▶ _TEXT PROVIDED_:
· · · · · · ·

Medical Insurance Benefits 101

If you are a young person just coming off your parents' medical insurance or are starting a new job and need to decide what medical plan to choose during a benefit enrollment period, this primer may help explain some of the more esoteric terms you'll come across. 

Those dollar values and percent’s may not mean much to you when you signed up. I assure you they will when you are faced with a medical problem and find yourself confused as to why that lab test or procedure your doctor ordered was not "covered 100%".

I'll admit that even in my many years of medical training, through medical school, residency and fellowship, that I had no idea what a co-insurance, deductible, co-payment, or out-of-network doctor was! So don't feel bad.

Cost Sharing: 

Basically, you and the insurance plan agree to share the costs of your medical care.  Examples of cost sharing include deductibles, co-insurances, and co-payments. Cost sharing helps to keep your premiums lower. It doesn't apply to all things, so check your plan for costs of imaging, ER visits, screening tests like colonoscopy etc.  

Deductible: 

This is the amount you pay yearly before the insurance pays their share. If the cost is $3,000 and you have a $2,000 deductible, you pay the first $2,000. Thereafter you pay your share of the remaining $1,000 and the insurance company pays its share. 

Co-insurance: 

This is the percentage you pay based on cost the sharing agreement after you have paid your full deductible.  Most often the split favors you and you pay 20-30% while the plan pays 80-70%.

· · · · · · ·

▶ _EXTRACTED ENTRIES_:
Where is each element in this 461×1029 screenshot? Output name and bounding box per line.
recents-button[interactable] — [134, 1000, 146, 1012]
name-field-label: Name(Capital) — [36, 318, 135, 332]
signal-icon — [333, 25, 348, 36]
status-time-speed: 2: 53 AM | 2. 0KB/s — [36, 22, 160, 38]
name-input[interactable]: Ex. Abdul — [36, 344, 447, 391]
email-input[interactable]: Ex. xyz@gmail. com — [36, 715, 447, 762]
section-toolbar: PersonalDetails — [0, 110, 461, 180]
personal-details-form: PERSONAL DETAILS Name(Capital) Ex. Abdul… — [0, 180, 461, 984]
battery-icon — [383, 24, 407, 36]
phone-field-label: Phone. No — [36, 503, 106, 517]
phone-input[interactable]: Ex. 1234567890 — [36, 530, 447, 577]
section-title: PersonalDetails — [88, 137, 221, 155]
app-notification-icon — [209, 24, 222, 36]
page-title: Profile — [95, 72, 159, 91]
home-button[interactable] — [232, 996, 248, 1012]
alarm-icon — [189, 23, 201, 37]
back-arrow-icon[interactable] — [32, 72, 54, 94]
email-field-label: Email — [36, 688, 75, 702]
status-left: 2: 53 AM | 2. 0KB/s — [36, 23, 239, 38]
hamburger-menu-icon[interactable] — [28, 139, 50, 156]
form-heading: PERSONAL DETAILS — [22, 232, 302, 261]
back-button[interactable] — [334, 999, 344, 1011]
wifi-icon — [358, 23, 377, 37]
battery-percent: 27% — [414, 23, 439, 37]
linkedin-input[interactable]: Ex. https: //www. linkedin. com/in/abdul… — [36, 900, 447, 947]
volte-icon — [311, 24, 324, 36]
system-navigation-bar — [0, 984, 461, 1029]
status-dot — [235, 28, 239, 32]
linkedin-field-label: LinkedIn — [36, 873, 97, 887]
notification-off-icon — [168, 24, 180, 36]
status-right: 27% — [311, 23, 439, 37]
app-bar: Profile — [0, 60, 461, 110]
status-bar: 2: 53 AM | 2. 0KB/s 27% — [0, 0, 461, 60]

· · · · · · ·

▶ _PROBLEM DESCRIPTION_: Turn the paragraph of the medical insurance text that begins "Basically, you and the insurance plan" into a short bulleted list that keeps its main facts. The rows have no connection to the medical insurance text.

▶ _ANSWER TO THIS TASK_:
- You and the insurance plan agree to share the costs of your medical care.
- Deductibles, co-insurances and co-payments are examples of cost sharing.
- Cost sharing helps keep your premiums lower.
- It doesn't apply to everything, so check your plan for the costs of imaging, ER visits and screening tests such as colonoscopy.